Instruction:
Drop every picture, then transcribe the remaining data exactly.

----

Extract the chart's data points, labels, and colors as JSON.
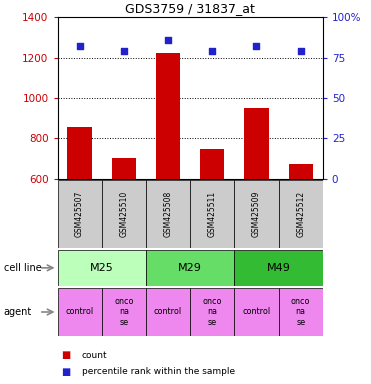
{
  "title": "GDS3759 / 31837_at",
  "samples": [
    "GSM425507",
    "GSM425510",
    "GSM425508",
    "GSM425511",
    "GSM425509",
    "GSM425512"
  ],
  "counts": [
    855,
    700,
    1225,
    745,
    950,
    670
  ],
  "percentiles": [
    82,
    79,
    86,
    79,
    82,
    79
  ],
  "ylim_left": [
    600,
    1400
  ],
  "ylim_right": [
    0,
    100
  ],
  "yticks_left": [
    600,
    800,
    1000,
    1200,
    1400
  ],
  "yticks_right": [
    0,
    25,
    50,
    75,
    100
  ],
  "ytick_labels_right": [
    "0",
    "25",
    "50",
    "75",
    "100%"
  ],
  "cell_lines": [
    [
      "M25",
      0,
      2
    ],
    [
      "M29",
      2,
      4
    ],
    [
      "M49",
      4,
      6
    ]
  ],
  "cl_colors": [
    "#bbffbb",
    "#66dd66",
    "#33bb33"
  ],
  "agent_display": [
    "control",
    "onco\nna\nse",
    "control",
    "onco\nna\nse",
    "control",
    "onco\nna\nse"
  ],
  "agent_color": "#ee88ee",
  "bar_color": "#cc0000",
  "dot_color": "#2222cc",
  "sample_bg": "#cccccc",
  "left_axis_color": "#cc0000",
  "right_axis_color": "#2222cc",
  "legend_count_color": "#cc0000",
  "legend_pct_color": "#2222cc",
  "grid_yticks": [
    800,
    1000,
    1200
  ]
}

----

Full answer:
Extract the chart's data points, labels, and colors as JSON.
{
  "title": "GDS3759 / 31837_at",
  "samples": [
    "GSM425507",
    "GSM425510",
    "GSM425508",
    "GSM425511",
    "GSM425509",
    "GSM425512"
  ],
  "counts": [
    855,
    700,
    1225,
    745,
    950,
    670
  ],
  "percentiles": [
    82,
    79,
    86,
    79,
    82,
    79
  ],
  "ylim_left": [
    600,
    1400
  ],
  "ylim_right": [
    0,
    100
  ],
  "yticks_left": [
    600,
    800,
    1000,
    1200,
    1400
  ],
  "yticks_right": [
    0,
    25,
    50,
    75,
    100
  ],
  "ytick_labels_right": [
    "0",
    "25",
    "50",
    "75",
    "100%"
  ],
  "cell_lines": [
    [
      "M25",
      0,
      2
    ],
    [
      "M29",
      2,
      4
    ],
    [
      "M49",
      4,
      6
    ]
  ],
  "cl_colors": [
    "#bbffbb",
    "#66dd66",
    "#33bb33"
  ],
  "agent_display": [
    "control",
    "onco\nna\nse",
    "control",
    "onco\nna\nse",
    "control",
    "onco\nna\nse"
  ],
  "agent_color": "#ee88ee",
  "bar_color": "#cc0000",
  "dot_color": "#2222cc",
  "sample_bg": "#cccccc",
  "left_axis_color": "#cc0000",
  "right_axis_color": "#2222cc",
  "legend_count_color": "#cc0000",
  "legend_pct_color": "#2222cc",
  "grid_yticks": [
    800,
    1000,
    1200
  ]
}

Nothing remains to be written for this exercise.